» **RECORD EXTRACTS**:

———

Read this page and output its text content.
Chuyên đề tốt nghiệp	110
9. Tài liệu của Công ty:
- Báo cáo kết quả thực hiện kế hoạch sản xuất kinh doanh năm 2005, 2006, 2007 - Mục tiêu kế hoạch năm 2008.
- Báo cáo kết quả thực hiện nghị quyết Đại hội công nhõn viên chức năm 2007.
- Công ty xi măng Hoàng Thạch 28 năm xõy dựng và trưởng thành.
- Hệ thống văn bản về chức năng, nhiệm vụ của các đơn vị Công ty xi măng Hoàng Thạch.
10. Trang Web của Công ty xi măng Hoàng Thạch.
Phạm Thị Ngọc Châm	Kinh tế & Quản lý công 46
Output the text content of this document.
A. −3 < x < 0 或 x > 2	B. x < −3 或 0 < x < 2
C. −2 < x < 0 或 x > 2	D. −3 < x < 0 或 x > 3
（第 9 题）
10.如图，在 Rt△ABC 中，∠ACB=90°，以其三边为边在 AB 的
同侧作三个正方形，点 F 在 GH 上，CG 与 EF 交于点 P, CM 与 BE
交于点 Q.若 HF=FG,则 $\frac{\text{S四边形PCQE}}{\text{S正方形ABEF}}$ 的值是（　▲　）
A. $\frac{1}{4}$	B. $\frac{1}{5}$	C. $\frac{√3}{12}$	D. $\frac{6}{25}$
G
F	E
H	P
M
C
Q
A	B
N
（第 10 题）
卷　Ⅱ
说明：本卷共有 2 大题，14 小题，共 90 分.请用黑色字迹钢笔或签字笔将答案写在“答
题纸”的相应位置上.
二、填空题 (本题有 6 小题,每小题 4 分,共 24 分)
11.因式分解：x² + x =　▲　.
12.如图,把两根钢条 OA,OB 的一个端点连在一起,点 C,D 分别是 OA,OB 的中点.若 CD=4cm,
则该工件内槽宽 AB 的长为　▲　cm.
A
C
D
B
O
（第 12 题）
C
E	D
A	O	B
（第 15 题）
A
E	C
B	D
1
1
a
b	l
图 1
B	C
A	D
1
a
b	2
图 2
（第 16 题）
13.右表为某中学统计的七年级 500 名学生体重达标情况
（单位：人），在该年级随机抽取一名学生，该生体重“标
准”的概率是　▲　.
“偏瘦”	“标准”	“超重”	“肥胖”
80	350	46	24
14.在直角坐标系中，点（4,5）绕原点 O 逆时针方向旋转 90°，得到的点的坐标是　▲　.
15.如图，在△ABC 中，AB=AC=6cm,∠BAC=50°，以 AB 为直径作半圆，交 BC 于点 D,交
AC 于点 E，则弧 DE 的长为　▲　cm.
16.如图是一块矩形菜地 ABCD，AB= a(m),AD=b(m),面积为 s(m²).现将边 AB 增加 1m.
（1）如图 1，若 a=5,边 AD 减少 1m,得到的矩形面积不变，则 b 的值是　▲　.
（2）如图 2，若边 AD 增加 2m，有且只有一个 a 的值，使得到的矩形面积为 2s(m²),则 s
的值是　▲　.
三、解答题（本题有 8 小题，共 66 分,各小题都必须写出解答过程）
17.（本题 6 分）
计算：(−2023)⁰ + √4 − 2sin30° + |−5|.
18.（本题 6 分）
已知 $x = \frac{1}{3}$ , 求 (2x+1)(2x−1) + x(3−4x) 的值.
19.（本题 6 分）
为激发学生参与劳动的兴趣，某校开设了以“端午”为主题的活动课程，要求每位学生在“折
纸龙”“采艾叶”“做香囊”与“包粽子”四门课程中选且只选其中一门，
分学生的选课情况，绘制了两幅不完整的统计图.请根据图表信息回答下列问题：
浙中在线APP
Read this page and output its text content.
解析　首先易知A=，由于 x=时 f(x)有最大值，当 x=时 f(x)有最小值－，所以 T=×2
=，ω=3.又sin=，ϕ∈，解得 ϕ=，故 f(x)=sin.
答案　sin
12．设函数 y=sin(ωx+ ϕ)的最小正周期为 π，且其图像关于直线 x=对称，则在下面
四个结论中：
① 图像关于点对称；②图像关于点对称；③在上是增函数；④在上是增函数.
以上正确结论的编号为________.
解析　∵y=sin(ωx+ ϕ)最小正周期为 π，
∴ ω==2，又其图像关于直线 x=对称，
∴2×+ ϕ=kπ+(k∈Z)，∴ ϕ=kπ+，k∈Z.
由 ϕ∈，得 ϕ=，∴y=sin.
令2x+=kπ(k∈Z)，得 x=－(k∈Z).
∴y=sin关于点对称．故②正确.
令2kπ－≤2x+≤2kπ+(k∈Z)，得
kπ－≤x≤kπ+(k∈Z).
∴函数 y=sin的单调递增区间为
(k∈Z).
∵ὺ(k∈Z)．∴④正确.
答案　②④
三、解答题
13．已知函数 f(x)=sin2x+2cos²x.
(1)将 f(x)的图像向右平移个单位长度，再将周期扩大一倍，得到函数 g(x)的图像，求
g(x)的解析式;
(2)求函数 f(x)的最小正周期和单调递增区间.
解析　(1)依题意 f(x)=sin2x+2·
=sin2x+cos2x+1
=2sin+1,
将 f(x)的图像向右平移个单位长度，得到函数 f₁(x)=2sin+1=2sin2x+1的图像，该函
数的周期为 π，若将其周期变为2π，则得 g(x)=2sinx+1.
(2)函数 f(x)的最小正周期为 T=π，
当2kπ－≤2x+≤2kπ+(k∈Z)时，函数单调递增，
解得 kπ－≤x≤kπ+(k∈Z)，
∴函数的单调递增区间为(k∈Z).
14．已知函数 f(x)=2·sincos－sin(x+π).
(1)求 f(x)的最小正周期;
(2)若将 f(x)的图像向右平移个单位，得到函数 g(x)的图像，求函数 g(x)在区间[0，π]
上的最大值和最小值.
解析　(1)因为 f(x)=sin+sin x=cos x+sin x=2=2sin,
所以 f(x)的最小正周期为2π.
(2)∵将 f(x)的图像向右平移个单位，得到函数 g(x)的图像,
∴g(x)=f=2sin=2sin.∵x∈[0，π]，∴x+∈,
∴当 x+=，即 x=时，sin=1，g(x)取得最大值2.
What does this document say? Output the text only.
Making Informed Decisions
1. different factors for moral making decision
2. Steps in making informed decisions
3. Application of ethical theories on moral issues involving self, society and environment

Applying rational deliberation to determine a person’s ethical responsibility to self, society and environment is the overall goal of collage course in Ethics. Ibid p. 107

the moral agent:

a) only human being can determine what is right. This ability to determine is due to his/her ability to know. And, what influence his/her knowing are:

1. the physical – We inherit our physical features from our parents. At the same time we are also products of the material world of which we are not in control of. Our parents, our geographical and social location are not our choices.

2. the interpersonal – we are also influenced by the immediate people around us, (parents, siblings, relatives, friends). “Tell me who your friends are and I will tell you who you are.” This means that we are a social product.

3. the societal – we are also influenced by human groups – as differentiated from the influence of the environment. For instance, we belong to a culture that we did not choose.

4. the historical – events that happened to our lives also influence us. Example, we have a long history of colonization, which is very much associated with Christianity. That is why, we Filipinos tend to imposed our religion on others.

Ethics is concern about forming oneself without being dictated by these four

———

» **YOUR TASK**:
Transcribe the data above in full, exactly.

» **CORRECT ANSWER**:
Read this page and output its text content.
Chuyên đề tốt nghiệp	110
9. Tài liệu của Công ty:
- Báo cáo kết quả thực hiện kế hoạch sản xuất kinh doanh năm 2005, 2006, 2007 - Mục tiêu kế hoạch năm 2008.
- Báo cáo kết quả thực hiện nghị quyết Đại hội công nhõn viên chức năm 2007.
- Công ty xi măng Hoàng Thạch 28 năm xõy dựng và trưởng thành.
- Hệ thống văn bản về chức năng, nhiệm vụ của các đơn vị Công ty xi măng Hoàng Thạch.
10. Trang Web của Công ty xi măng Hoàng Thạch.
Phạm Thị Ngọc Châm	Kinh tế & Quản lý công 46
Output the text content of this document.
A. −3 < x < 0 或 x > 2	B. x < −3 或 0 < x < 2
C. −2 < x < 0 或 x > 2	D. −3 < x < 0 或 x > 3
（第 9 题）
10.如图，在 Rt△ABC 中，∠ACB=90°，以其三边为边在 AB 的
同侧作三个正方形，点 F 在 GH 上，CG 与 EF 交于点 P, CM 与 BE
交于点 Q.若 HF=FG,则 $\frac{\text{S四边形PCQE}}{\text{S正方形ABEF}}$ 的值是（　▲　）
A. $\frac{1}{4}$	B. $\frac{1}{5}$	C. $\frac{√3}{12}$	D. $\frac{6}{25}$
G
F	E
H	P
M
C
Q
A	B
N
（第 10 题）
卷　Ⅱ
说明：本卷共有 2 大题，14 小题，共 90 分.请用黑色字迹钢笔或签字笔将答案写在“答
题纸”的相应位置上.
二、填空题 (本题有 6 小题,每小题 4 分,共 24 分)
11.因式分解：x² + x =　▲　.
12.如图,把两根钢条 OA,OB 的一个端点连在一起,点 C,D 分别是 OA,OB 的中点.若 CD=4cm,
则该工件内槽宽 AB 的长为　▲　cm.
A
C
D
B
O
（第 12 题）
C
E	D
A	O	B
（第 15 题）
A
E	C
B	D
1
1
a
b	l
图 1
B	C
A	D
1
a
b	2
图 2
（第 16 题）
13.右表为某中学统计的七年级 500 名学生体重达标情况
（单位：人），在该年级随机抽取一名学生，该生体重“标
准”的概率是　▲　.
“偏瘦”	“标准”	“超重”	“肥胖”
80	350	46	24
14.在直角坐标系中，点（4,5）绕原点 O 逆时针方向旋转 90°，得到的点的坐标是　▲　.
15.如图，在△ABC 中，AB=AC=6cm,∠BAC=50°，以 AB 为直径作半圆，交 BC 于点 D,交
AC 于点 E，则弧 DE 的长为　▲　cm.
16.如图是一块矩形菜地 ABCD，AB= a(m),AD=b(m),面积为 s(m²).现将边 AB 增加 1m.
（1）如图 1，若 a=5,边 AD 减少 1m,得到的矩形面积不变，则 b 的值是　▲　.
（2）如图 2，若边 AD 增加 2m，有且只有一个 a 的值，使得到的矩形面积为 2s(m²),则 s
的值是　▲　.
三、解答题（本题有 8 小题，共 66 分,各小题都必须写出解答过程）
17.（本题 6 分）
计算：(−2023)⁰ + √4 − 2sin30° + |−5|.
18.（本题 6 分）
已知 $x = \frac{1}{3}$ , 求 (2x+1)(2x−1) + x(3−4x) 的值.
19.（本题 6 分）
为激发学生参与劳动的兴趣，某校开设了以“端午”为主题的活动课程，要求每位学生在“折
纸龙”“采艾叶”“做香囊”与“包粽子”四门课程中选且只选其中一门，
分学生的选课情况，绘制了两幅不完整的统计图.请根据图表信息回答下列问题：
浙中在线APP
Read this page and output its text content.
解析　首先易知A=，由于 x=时 f(x)有最大值，当 x=时 f(x)有最小值－，所以 T=×2
=，ω=3.又sin=，ϕ∈，解得 ϕ=，故 f(x)=sin.
答案　sin
12．设函数 y=sin(ωx+ ϕ)的最小正周期为 π，且其图像关于直线 x=对称，则在下面
四个结论中：
① 图像关于点对称；②图像关于点对称；③在上是增函数；④在上是增函数.
以上正确结论的编号为________.
解析　∵y=sin(ωx+ ϕ)最小正周期为 π，
∴ ω==2，又其图像关于直线 x=对称，
∴2×+ ϕ=kπ+(k∈Z)，∴ ϕ=kπ+，k∈Z.
由 ϕ∈，得 ϕ=，∴y=sin.
令2x+=kπ(k∈Z)，得 x=－(k∈Z).
∴y=sin关于点对称．故②正确.
令2kπ－≤2x+≤2kπ+(k∈Z)，得
kπ－≤x≤kπ+(k∈Z).
∴函数 y=sin的单调递增区间为
(k∈Z).
∵ὺ(k∈Z)．∴④正确.
答案　②④
三、解答题
13．已知函数 f(x)=sin2x+2cos²x.
(1)将 f(x)的图像向右平移个单位长度，再将周期扩大一倍，得到函数 g(x)的图像，求
g(x)的解析式;
(2)求函数 f(x)的最小正周期和单调递增区间.
解析　(1)依题意 f(x)=sin2x+2·
=sin2x+cos2x+1
=2sin+1,
将 f(x)的图像向右平移个单位长度，得到函数 f₁(x)=2sin+1=2sin2x+1的图像，该函
数的周期为 π，若将其周期变为2π，则得 g(x)=2sinx+1.
(2)函数 f(x)的最小正周期为 T=π，
当2kπ－≤2x+≤2kπ+(k∈Z)时，函数单调递增，
解得 kπ－≤x≤kπ+(k∈Z)，
∴函数的单调递增区间为(k∈Z).
14．已知函数 f(x)=2·sincos－sin(x+π).
(1)求 f(x)的最小正周期;
(2)若将 f(x)的图像向右平移个单位，得到函数 g(x)的图像，求函数 g(x)在区间[0，π]
上的最大值和最小值.
解析　(1)因为 f(x)=sin+sin x=cos x+sin x=2=2sin,
所以 f(x)的最小正周期为2π.
(2)∵将 f(x)的图像向右平移个单位，得到函数 g(x)的图像,
∴g(x)=f=2sin=2sin.∵x∈[0，π]，∴x+∈,
∴当 x+=，即 x=时，sin=1，g(x)取得最大值2.
What does this document say? Output the text only.
Making Informed Decisions
1. different factors for moral making decision
2. Steps in making informed decisions
3. Application of ethical theories on moral issues involving self, society and environment

Applying rational deliberation to determine a person’s ethical responsibility to self, society and environment is the overall goal of collage course in Ethics. Ibid p. 107

the moral agent:

a) only human being can determine what is right. This ability to determine is due to his/her ability to know. And, what influence his/her knowing are:

1. the physical – We inherit our physical features from our parents. At the same time we are also products of the material world of which we are not in control of. Our parents, our geographical and social location are not our choices.

2. the interpersonal – we are also influenced by the immediate people around us, (parents, siblings, relatives, friends). “Tell me who your friends are and I will tell you who you are.” This means that we are a social product.

3. the societal – we are also influenced by human groups – as differentiated from the influence of the environment. For instance, we belong to a culture that we did not choose.

4. the historical – events that happened to our lives also influence us. Example, we have a long history of colonization, which is very much associated with Christianity. That is why, we Filipinos tend to imposed our religion on others.

Ethics is concern about forming oneself without being dictated by these four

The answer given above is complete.